Task item:
Your task is to print the listing exactly as it stands.

Exercise input:

* * * * *

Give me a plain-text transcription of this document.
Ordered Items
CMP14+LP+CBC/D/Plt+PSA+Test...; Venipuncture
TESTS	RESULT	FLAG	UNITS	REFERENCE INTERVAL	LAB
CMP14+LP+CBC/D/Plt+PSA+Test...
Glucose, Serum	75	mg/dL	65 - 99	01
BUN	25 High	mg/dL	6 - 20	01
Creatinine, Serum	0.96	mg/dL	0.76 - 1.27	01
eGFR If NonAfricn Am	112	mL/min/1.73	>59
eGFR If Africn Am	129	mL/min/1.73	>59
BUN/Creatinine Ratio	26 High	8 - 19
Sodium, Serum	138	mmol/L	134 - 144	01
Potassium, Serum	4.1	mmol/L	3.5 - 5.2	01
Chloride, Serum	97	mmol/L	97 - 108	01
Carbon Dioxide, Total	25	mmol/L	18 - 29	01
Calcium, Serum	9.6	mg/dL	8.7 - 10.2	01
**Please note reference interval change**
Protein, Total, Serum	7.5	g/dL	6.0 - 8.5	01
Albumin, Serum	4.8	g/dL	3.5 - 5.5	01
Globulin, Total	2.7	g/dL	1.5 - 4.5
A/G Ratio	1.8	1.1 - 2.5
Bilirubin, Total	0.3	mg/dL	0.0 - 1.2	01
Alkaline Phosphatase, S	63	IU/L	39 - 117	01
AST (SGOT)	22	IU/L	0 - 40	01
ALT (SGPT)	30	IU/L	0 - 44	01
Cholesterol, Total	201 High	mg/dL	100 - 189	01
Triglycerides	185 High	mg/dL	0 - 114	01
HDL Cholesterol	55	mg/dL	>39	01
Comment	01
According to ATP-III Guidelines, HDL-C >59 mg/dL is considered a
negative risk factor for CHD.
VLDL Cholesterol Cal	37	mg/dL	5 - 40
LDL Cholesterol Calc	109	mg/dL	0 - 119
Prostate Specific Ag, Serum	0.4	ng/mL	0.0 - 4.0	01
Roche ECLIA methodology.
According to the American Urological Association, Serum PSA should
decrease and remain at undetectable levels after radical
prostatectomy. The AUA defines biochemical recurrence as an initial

* * * * *

Answer box:
Give me a plain-text transcription of this document.
Ordered Items
CMP14+LP+CBC/D/Plt+PSA+Test...; Venipuncture
TESTS	RESULT	FLAG	UNITS	REFERENCE INTERVAL	LAB
CMP14+LP+CBC/D/Plt+PSA+Test...
Glucose, Serum	75	mg/dL	65 - 99	01
BUN	25 High	mg/dL	6 - 20	01
Creatinine, Serum	0.96	mg/dL	0.76 - 1.27	01
eGFR If NonAfricn Am	112	mL/min/1.73	>59
eGFR If Africn Am	129	mL/min/1.73	>59
BUN/Creatinine Ratio	26 High	8 - 19
Sodium, Serum	138	mmol/L	134 - 144	01
Potassium, Serum	4.1	mmol/L	3.5 - 5.2	01
Chloride, Serum	97	mmol/L	97 - 108	01
Carbon Dioxide, Total	25	mmol/L	18 - 29	01
Calcium, Serum	9.6	mg/dL	8.7 - 10.2	01
**Please note reference interval change**
Protein, Total, Serum	7.5	g/dL	6.0 - 8.5	01
Albumin, Serum	4.8	g/dL	3.5 - 5.5	01
Globulin, Total	2.7	g/dL	1.5 - 4.5
A/G Ratio	1.8	1.1 - 2.5
Bilirubin, Total	0.3	mg/dL	0.0 - 1.2	01
Alkaline Phosphatase, S	63	IU/L	39 - 117	01
AST (SGOT)	22	IU/L	0 - 40	01
ALT (SGPT)	30	IU/L	0 - 44	01
Cholesterol, Total	201 High	mg/dL	100 - 189	01
Triglycerides	185 High	mg/dL	0 - 114	01
HDL Cholesterol	55	mg/dL	>39	01
Comment	01
According to ATP-III Guidelines, HDL-C >59 mg/dL is considered a
negative risk factor for CHD.
VLDL Cholesterol Cal	37	mg/dL	5 - 40
LDL Cholesterol Calc	109	mg/dL	0 - 119
Prostate Specific Ag, Serum	0.4	ng/mL	0.0 - 4.0	01
Roche ECLIA methodology.
According to the American Urological Association, Serum PSA should
decrease and remain at undetectable levels after radical
prostatectomy. The AUA defines biochemical recurrence as an initial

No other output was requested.